Task statement: Filter the data below, keeping only lines that contain "agents".

########################################

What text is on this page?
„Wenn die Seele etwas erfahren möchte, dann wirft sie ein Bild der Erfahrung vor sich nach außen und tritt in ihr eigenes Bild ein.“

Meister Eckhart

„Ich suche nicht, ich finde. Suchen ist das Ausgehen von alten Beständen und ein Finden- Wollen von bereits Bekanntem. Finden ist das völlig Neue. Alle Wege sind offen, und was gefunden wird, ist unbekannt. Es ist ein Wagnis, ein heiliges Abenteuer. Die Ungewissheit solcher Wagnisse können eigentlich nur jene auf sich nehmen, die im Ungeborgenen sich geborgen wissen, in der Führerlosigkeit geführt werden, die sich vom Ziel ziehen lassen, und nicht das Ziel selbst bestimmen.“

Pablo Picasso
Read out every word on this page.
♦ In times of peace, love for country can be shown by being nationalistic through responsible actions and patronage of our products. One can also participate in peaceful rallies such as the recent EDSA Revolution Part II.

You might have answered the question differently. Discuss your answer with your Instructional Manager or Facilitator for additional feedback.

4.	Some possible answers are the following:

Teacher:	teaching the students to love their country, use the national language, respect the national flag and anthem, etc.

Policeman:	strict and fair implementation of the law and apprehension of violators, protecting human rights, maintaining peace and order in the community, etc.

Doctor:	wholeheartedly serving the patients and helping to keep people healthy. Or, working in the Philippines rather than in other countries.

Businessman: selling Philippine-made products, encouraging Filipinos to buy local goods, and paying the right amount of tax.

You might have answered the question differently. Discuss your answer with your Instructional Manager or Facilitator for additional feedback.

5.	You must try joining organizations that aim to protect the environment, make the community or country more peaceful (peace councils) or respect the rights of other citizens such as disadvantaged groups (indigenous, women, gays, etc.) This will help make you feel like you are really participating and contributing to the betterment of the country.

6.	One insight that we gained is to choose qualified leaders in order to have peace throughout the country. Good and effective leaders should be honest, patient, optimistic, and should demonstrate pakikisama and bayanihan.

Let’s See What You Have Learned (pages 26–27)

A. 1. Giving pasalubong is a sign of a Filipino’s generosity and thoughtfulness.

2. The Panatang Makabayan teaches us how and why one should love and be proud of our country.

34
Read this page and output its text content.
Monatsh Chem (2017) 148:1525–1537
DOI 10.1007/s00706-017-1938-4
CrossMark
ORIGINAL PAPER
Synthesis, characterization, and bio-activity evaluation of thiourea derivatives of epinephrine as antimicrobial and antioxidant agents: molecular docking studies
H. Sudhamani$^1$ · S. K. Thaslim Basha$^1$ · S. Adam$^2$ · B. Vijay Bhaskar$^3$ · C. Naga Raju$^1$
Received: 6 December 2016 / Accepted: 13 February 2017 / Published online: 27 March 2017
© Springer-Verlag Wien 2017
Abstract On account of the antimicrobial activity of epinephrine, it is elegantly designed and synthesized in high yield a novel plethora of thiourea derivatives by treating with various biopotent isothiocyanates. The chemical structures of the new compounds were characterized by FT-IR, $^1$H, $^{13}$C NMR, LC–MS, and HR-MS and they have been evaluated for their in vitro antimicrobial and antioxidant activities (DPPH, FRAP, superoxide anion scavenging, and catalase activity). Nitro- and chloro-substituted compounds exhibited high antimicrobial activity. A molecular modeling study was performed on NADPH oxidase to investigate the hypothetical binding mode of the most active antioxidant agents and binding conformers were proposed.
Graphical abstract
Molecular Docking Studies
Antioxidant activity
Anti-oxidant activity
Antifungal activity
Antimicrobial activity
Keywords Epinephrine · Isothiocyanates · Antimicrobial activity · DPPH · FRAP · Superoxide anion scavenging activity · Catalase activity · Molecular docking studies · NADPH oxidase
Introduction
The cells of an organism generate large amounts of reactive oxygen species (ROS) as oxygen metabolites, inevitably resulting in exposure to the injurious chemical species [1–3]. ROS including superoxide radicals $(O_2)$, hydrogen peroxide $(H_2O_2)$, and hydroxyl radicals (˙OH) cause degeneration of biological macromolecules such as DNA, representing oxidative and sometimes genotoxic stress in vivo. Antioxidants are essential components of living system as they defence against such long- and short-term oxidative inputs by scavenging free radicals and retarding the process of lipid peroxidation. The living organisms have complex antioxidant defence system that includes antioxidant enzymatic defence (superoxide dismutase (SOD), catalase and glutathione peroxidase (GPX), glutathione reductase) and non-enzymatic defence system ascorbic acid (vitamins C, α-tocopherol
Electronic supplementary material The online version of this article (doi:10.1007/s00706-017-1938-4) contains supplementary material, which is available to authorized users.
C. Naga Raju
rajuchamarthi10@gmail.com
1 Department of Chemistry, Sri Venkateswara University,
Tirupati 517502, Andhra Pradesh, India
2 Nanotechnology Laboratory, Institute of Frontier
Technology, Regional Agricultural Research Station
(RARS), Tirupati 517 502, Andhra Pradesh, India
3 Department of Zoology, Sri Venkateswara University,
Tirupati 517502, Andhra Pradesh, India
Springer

########################################

Written answer:
Synthesis, characterization, and bio-activity evaluation of thiourea derivatives of epinephrine as antimicrobial and antioxidant agents: molecular docking studies
Abstract On account of the antimicrobial activity of epinephrine, it is elegantly designed and synthesized in high yield a novel plethora of thiourea derivatives by treating with various biopotent isothiocyanates. The chemical structures of the new compounds were characterized by FT-IR, $^1$H, $^{13}$C NMR, LC–MS, and HR-MS and they have been evaluated for their in vitro antimicrobial and antioxidant activities (DPPH, FRAP, superoxide anion scavenging, and catalase activity). Nitro- and chloro-substituted compounds exhibited high antimicrobial activity. A molecular modeling study was performed on NADPH oxidase to investigate the hypothetical binding mode of the most active antioxidant agents and binding conformers were proposed.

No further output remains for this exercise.